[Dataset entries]
>> Begin

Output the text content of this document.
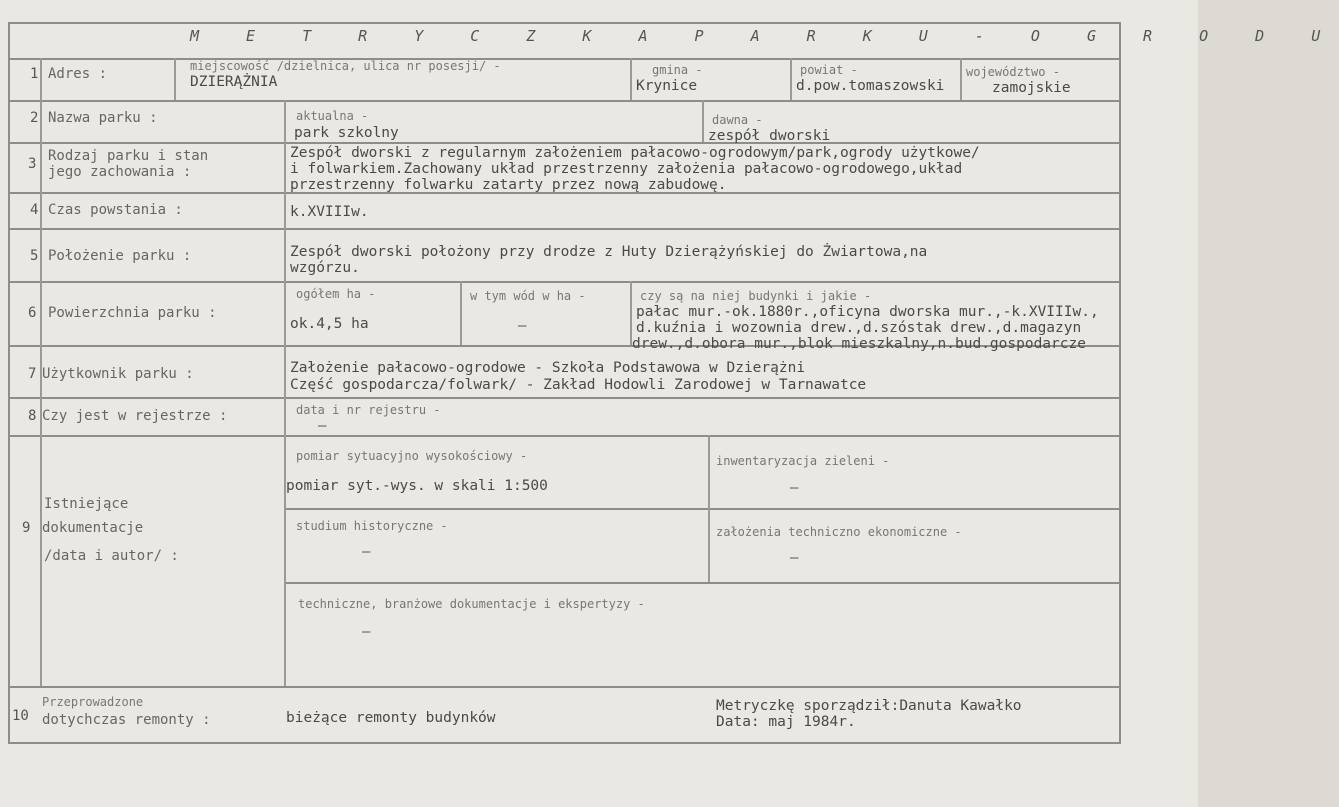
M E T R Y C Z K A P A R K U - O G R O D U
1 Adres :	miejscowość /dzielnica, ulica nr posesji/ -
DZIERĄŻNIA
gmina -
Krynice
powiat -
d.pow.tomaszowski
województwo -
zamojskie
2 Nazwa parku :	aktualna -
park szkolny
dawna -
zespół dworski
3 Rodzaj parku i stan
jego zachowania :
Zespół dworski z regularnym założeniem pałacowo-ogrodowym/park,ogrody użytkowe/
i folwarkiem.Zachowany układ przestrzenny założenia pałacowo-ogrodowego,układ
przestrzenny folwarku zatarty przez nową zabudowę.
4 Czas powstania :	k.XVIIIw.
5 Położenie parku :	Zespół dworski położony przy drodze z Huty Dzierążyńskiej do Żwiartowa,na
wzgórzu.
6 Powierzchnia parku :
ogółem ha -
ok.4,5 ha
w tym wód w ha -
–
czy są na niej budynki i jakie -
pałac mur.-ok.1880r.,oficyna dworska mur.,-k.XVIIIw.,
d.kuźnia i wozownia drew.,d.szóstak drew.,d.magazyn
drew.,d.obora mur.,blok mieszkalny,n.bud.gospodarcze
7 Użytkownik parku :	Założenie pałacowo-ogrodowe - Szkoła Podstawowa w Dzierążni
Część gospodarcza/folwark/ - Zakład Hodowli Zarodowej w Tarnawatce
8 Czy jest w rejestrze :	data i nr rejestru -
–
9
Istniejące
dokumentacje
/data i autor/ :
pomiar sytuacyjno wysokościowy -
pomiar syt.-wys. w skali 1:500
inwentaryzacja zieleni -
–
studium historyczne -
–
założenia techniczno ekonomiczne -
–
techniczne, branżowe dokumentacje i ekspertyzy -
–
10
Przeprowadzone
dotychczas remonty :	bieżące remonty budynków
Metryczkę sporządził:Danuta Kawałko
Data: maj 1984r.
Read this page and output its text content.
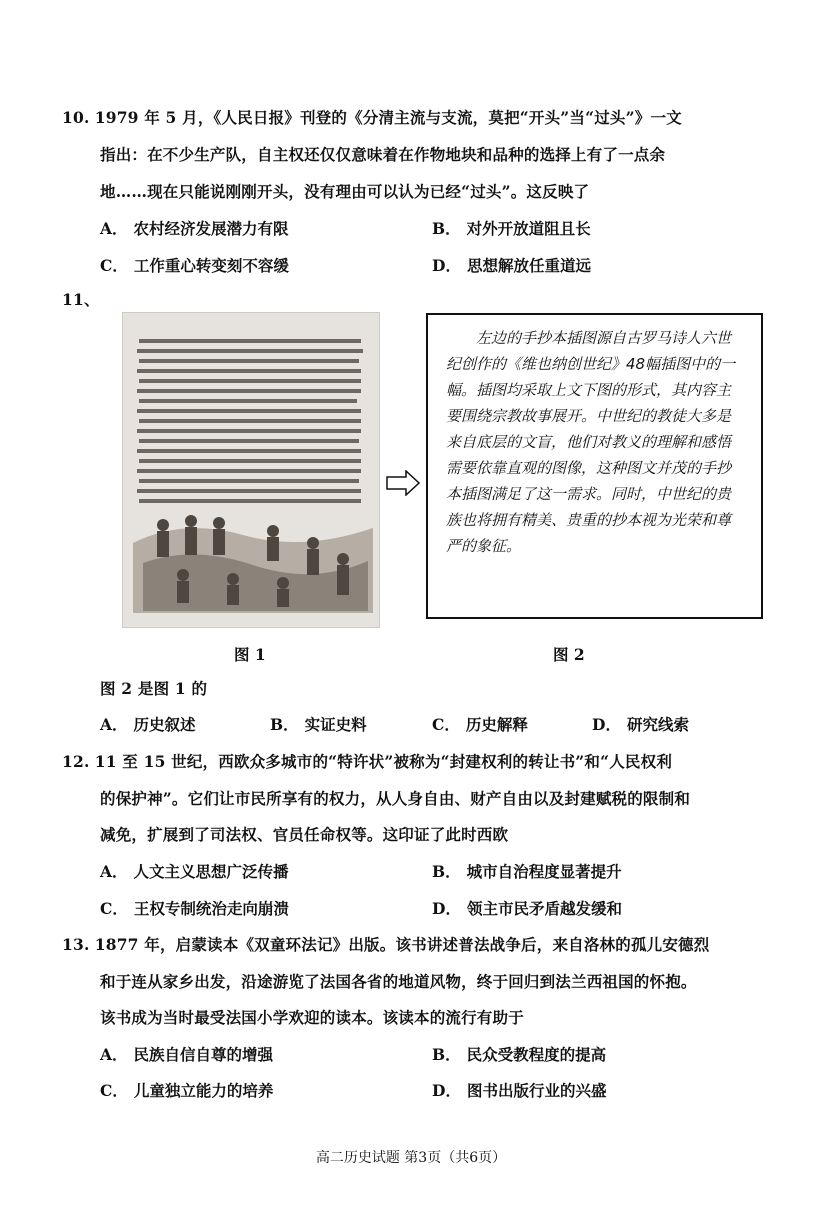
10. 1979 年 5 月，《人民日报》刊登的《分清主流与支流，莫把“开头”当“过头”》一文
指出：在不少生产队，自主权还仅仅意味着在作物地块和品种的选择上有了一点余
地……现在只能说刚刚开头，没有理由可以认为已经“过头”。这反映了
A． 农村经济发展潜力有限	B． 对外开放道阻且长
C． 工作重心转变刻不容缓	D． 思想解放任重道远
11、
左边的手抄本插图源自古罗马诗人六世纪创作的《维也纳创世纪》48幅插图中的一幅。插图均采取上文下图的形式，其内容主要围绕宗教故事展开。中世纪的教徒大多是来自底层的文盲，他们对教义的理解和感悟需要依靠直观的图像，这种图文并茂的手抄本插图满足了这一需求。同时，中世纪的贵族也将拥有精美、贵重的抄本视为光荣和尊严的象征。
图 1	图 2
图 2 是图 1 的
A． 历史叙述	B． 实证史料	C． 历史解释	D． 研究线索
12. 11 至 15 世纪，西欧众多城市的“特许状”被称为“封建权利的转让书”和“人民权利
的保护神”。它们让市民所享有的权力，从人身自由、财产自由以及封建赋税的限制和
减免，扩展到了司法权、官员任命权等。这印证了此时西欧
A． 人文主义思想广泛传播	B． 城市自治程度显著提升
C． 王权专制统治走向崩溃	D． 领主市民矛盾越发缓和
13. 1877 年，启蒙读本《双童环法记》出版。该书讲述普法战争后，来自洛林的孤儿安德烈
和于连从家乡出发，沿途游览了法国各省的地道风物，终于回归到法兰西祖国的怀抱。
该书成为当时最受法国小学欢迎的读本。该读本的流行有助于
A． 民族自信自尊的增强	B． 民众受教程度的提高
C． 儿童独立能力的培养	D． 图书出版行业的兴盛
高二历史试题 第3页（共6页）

>> End

**Aim of the exercise**
Output all of the entries verbatim, leaving out any images.

**Exercise answer**
Output the text content of this document.
M E T R Y C Z K A P A R K U - O G R O D U
1 Adres :	miejscowość /dzielnica, ulica nr posesji/ -
DZIERĄŻNIA
gmina -
Krynice
powiat -
d.pow.tomaszowski
województwo -
zamojskie
2 Nazwa parku :	aktualna -
park szkolny
dawna -
zespół dworski
3 Rodzaj parku i stan
jego zachowania :
Zespół dworski z regularnym założeniem pałacowo-ogrodowym/park,ogrody użytkowe/
i folwarkiem.Zachowany układ przestrzenny założenia pałacowo-ogrodowego,układ
przestrzenny folwarku zatarty przez nową zabudowę.
4 Czas powstania :	k.XVIIIw.
5 Położenie parku :	Zespół dworski położony przy drodze z Huty Dzierążyńskiej do Żwiartowa,na
wzgórzu.
6 Powierzchnia parku :
ogółem ha -
ok.4,5 ha
w tym wód w ha -
–
czy są na niej budynki i jakie -
pałac mur.-ok.1880r.,oficyna dworska mur.,-k.XVIIIw.,
d.kuźnia i wozownia drew.,d.szóstak drew.,d.magazyn
drew.,d.obora mur.,blok mieszkalny,n.bud.gospodarcze
7 Użytkownik parku :	Założenie pałacowo-ogrodowe - Szkoła Podstawowa w Dzierążni
Część gospodarcza/folwark/ - Zakład Hodowli Zarodowej w Tarnawatce
8 Czy jest w rejestrze :	data i nr rejestru -
–
9
Istniejące
dokumentacje
/data i autor/ :
pomiar sytuacyjno wysokościowy -
pomiar syt.-wys. w skali 1:500
inwentaryzacja zieleni -
–
studium historyczne -
–
założenia techniczno ekonomiczne -
–
techniczne, branżowe dokumentacje i ekspertyzy -
–
10
Przeprowadzone
dotychczas remonty :	bieżące remonty budynków
Metryczkę sporządził:Danuta Kawałko
Data: maj 1984r.
Read this page and output its text content.
10. 1979 年 5 月，《人民日报》刊登的《分清主流与支流，莫把“开头”当“过头”》一文
指出：在不少生产队，自主权还仅仅意味着在作物地块和品种的选择上有了一点余
地……现在只能说刚刚开头，没有理由可以认为已经“过头”。这反映了
A． 农村经济发展潜力有限	B． 对外开放道阻且长
C． 工作重心转变刻不容缓	D． 思想解放任重道远
11、
左边的手抄本插图源自古罗马诗人六世纪创作的《维也纳创世纪》48幅插图中的一幅。插图均采取上文下图的形式，其内容主要围绕宗教故事展开。中世纪的教徒大多是来自底层的文盲，他们对教义的理解和感悟需要依靠直观的图像，这种图文并茂的手抄本插图满足了这一需求。同时，中世纪的贵族也将拥有精美、贵重的抄本视为光荣和尊严的象征。
图 1	图 2
图 2 是图 1 的
A． 历史叙述	B． 实证史料	C． 历史解释	D． 研究线索
12. 11 至 15 世纪，西欧众多城市的“特许状”被称为“封建权利的转让书”和“人民权利
的保护神”。它们让市民所享有的权力，从人身自由、财产自由以及封建赋税的限制和
减免，扩展到了司法权、官员任命权等。这印证了此时西欧
A． 人文主义思想广泛传播	B． 城市自治程度显著提升
C． 王权专制统治走向崩溃	D． 领主市民矛盾越发缓和
13. 1877 年，启蒙读本《双童环法记》出版。该书讲述普法战争后，来自洛林的孤儿安德烈
和于连从家乡出发，沿途游览了法国各省的地道风物，终于回归到法兰西祖国的怀抱。
该书成为当时最受法国小学欢迎的读本。该读本的流行有助于
A． 民族自信自尊的增强	B． 民众受教程度的提高
C． 儿童独立能力的培养	D． 图书出版行业的兴盛
高二历史试题 第3页（共6页）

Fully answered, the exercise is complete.